Pictures within the data are to be left out; everything else must be reproduced exactly.

[Dataset listings of figures]
━━━
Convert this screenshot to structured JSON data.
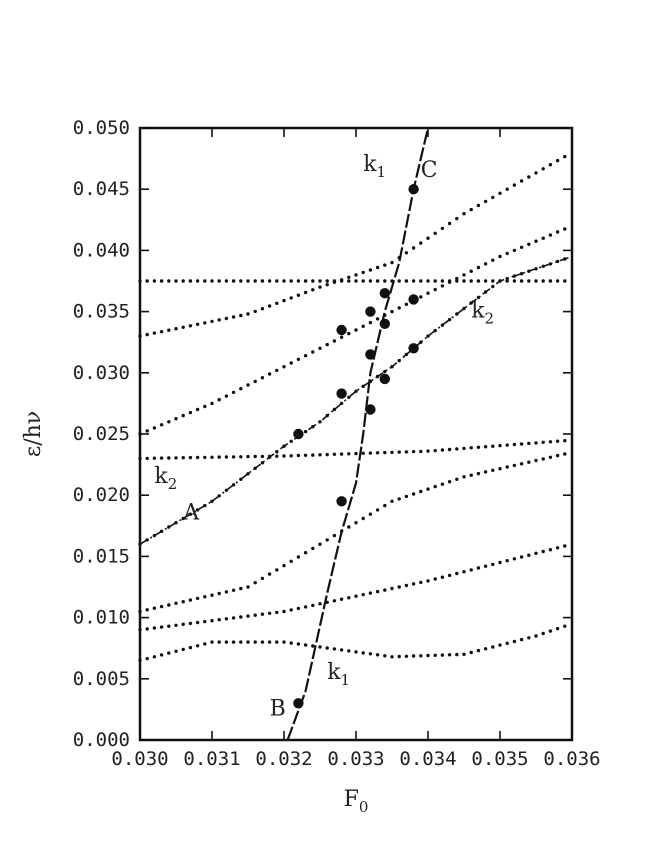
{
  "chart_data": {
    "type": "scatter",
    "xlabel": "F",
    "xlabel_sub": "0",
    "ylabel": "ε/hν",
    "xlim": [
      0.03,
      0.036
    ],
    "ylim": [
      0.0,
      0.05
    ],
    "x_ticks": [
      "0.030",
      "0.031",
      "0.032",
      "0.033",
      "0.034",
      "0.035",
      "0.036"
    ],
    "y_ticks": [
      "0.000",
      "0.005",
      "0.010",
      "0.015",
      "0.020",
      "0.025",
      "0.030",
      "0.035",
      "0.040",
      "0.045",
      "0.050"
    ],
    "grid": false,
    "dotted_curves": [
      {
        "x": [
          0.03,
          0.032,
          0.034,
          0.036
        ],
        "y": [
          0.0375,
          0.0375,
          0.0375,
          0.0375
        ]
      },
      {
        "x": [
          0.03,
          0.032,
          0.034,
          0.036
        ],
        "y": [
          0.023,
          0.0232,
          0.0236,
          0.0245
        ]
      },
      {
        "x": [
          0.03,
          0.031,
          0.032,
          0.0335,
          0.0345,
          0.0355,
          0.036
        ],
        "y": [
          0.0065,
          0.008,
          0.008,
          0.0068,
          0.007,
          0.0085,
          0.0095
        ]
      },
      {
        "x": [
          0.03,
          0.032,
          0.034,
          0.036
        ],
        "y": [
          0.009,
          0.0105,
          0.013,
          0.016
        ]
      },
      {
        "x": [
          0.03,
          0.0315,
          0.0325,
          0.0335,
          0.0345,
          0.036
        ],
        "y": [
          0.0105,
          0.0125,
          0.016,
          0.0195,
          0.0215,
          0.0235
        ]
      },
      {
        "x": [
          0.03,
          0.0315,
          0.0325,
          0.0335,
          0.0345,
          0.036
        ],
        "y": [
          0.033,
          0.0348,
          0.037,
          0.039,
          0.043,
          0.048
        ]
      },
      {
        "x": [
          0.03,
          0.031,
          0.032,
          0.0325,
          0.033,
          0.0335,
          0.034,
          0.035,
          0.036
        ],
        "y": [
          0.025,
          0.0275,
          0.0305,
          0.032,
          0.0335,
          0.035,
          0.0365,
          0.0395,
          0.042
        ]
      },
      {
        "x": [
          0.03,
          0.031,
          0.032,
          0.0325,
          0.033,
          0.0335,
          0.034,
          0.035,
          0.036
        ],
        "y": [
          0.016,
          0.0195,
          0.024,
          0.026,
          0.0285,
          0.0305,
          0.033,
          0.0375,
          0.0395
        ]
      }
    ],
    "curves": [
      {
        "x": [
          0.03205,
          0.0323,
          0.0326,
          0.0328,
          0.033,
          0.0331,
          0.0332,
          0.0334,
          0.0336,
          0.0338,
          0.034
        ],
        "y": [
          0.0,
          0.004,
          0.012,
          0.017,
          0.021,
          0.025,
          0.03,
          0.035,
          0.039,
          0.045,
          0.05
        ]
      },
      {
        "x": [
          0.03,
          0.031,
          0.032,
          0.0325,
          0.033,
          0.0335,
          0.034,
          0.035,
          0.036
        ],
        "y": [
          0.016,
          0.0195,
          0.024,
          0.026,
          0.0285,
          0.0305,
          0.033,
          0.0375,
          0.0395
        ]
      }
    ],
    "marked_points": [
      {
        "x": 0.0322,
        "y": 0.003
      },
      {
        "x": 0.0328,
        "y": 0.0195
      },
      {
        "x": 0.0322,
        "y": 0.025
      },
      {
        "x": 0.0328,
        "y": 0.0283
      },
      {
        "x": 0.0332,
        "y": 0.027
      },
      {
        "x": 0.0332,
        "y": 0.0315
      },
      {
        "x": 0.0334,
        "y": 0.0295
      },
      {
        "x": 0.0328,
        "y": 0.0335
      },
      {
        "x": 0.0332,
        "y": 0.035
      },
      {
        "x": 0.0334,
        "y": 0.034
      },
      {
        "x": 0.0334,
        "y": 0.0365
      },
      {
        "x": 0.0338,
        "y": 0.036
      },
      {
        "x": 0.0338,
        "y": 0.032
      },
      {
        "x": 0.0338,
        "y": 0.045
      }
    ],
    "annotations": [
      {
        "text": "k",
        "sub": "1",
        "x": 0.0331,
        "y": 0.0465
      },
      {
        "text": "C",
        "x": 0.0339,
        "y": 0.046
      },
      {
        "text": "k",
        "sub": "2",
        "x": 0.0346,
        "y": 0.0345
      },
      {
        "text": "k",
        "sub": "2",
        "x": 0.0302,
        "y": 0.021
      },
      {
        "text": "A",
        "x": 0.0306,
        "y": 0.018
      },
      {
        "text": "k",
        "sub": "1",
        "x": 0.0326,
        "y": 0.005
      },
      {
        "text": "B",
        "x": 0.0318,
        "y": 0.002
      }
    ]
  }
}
━━━
Response
Convert this screenshot to structured JSON data.
{
  "chart_data": {
    "type": "scatter",
    "xlabel": "F",
    "xlabel_sub": "0",
    "ylabel": "ε/hν",
    "xlim": [
      0.03,
      0.036
    ],
    "ylim": [
      0.0,
      0.05
    ],
    "x_ticks": [
      "0.030",
      "0.031",
      "0.032",
      "0.033",
      "0.034",
      "0.035",
      "0.036"
    ],
    "y_ticks": [
      "0.000",
      "0.005",
      "0.010",
      "0.015",
      "0.020",
      "0.025",
      "0.030",
      "0.035",
      "0.040",
      "0.045",
      "0.050"
    ],
    "grid": false,
    "dotted_curves": [
      {
        "x": [
          0.03,
          0.032,
          0.034,
          0.036
        ],
        "y": [
          0.0375,
          0.0375,
          0.0375,
          0.0375
        ]
      },
      {
        "x": [
          0.03,
          0.032,
          0.034,
          0.036
        ],
        "y": [
          0.023,
          0.0232,
          0.0236,
          0.0245
        ]
      },
      {
        "x": [
          0.03,
          0.031,
          0.032,
          0.0335,
          0.0345,
          0.0355,
          0.036
        ],
        "y": [
          0.0065,
          0.008,
          0.008,
          0.0068,
          0.007,
          0.0085,
          0.0095
        ]
      },
      {
        "x": [
          0.03,
          0.032,
          0.034,
          0.036
        ],
        "y": [
          0.009,
          0.0105,
          0.013,
          0.016
        ]
      },
      {
        "x": [
          0.03,
          0.0315,
          0.0325,
          0.0335,
          0.0345,
          0.036
        ],
        "y": [
          0.0105,
          0.0125,
          0.016,
          0.0195,
          0.0215,
          0.0235
        ]
      },
      {
        "x": [
          0.03,
          0.0315,
          0.0325,
          0.0335,
          0.0345,
          0.036
        ],
        "y": [
          0.033,
          0.0348,
          0.037,
          0.039,
          0.043,
          0.048
        ]
      },
      {
        "x": [
          0.03,
          0.031,
          0.032,
          0.0325,
          0.033,
          0.0335,
          0.034,
          0.035,
          0.036
        ],
        "y": [
          0.025,
          0.0275,
          0.0305,
          0.032,
          0.0335,
          0.035,
          0.0365,
          0.0395,
          0.042
        ]
      },
      {
        "x": [
          0.03,
          0.031,
          0.032,
          0.0325,
          0.033,
          0.0335,
          0.034,
          0.035,
          0.036
        ],
        "y": [
          0.016,
          0.0195,
          0.024,
          0.026,
          0.0285,
          0.0305,
          0.033,
          0.0375,
          0.0395
        ]
      }
    ],
    "curves": [
      {
        "x": [
          0.03205,
          0.0323,
          0.0326,
          0.0328,
          0.033,
          0.0331,
          0.0332,
          0.0334,
          0.0336,
          0.0338,
          0.034
        ],
        "y": [
          0.0,
          0.004,
          0.012,
          0.017,
          0.021,
          0.025,
          0.03,
          0.035,
          0.039,
          0.045,
          0.05
        ]
      },
      {
        "x": [
          0.03,
          0.031,
          0.032,
          0.0325,
          0.033,
          0.0335,
          0.034,
          0.035,
          0.036
        ],
        "y": [
          0.016,
          0.0195,
          0.024,
          0.026,
          0.0285,
          0.0305,
          0.033,
          0.0375,
          0.0395
        ]
      }
    ],
    "marked_points": [
      {
        "x": 0.0322,
        "y": 0.003
      },
      {
        "x": 0.0328,
        "y": 0.0195
      },
      {
        "x": 0.0322,
        "y": 0.025
      },
      {
        "x": 0.0328,
        "y": 0.0283
      },
      {
        "x": 0.0332,
        "y": 0.027
      },
      {
        "x": 0.0332,
        "y": 0.0315
      },
      {
        "x": 0.0334,
        "y": 0.0295
      },
      {
        "x": 0.0328,
        "y": 0.0335
      },
      {
        "x": 0.0332,
        "y": 0.035
      },
      {
        "x": 0.0334,
        "y": 0.034
      },
      {
        "x": 0.0334,
        "y": 0.0365
      },
      {
        "x": 0.0338,
        "y": 0.036
      },
      {
        "x": 0.0338,
        "y": 0.032
      },
      {
        "x": 0.0338,
        "y": 0.045
      }
    ],
    "annotations": [
      {
        "text": "k",
        "sub": "1",
        "x": 0.0331,
        "y": 0.0465
      },
      {
        "text": "C",
        "x": 0.0339,
        "y": 0.046
      },
      {
        "text": "k",
        "sub": "2",
        "x": 0.0346,
        "y": 0.0345
      },
      {
        "text": "k",
        "sub": "2",
        "x": 0.0302,
        "y": 0.021
      },
      {
        "text": "A",
        "x": 0.0306,
        "y": 0.018
      },
      {
        "text": "k",
        "sub": "1",
        "x": 0.0326,
        "y": 0.005
      },
      {
        "text": "B",
        "x": 0.0318,
        "y": 0.002
      }
    ]
  }
}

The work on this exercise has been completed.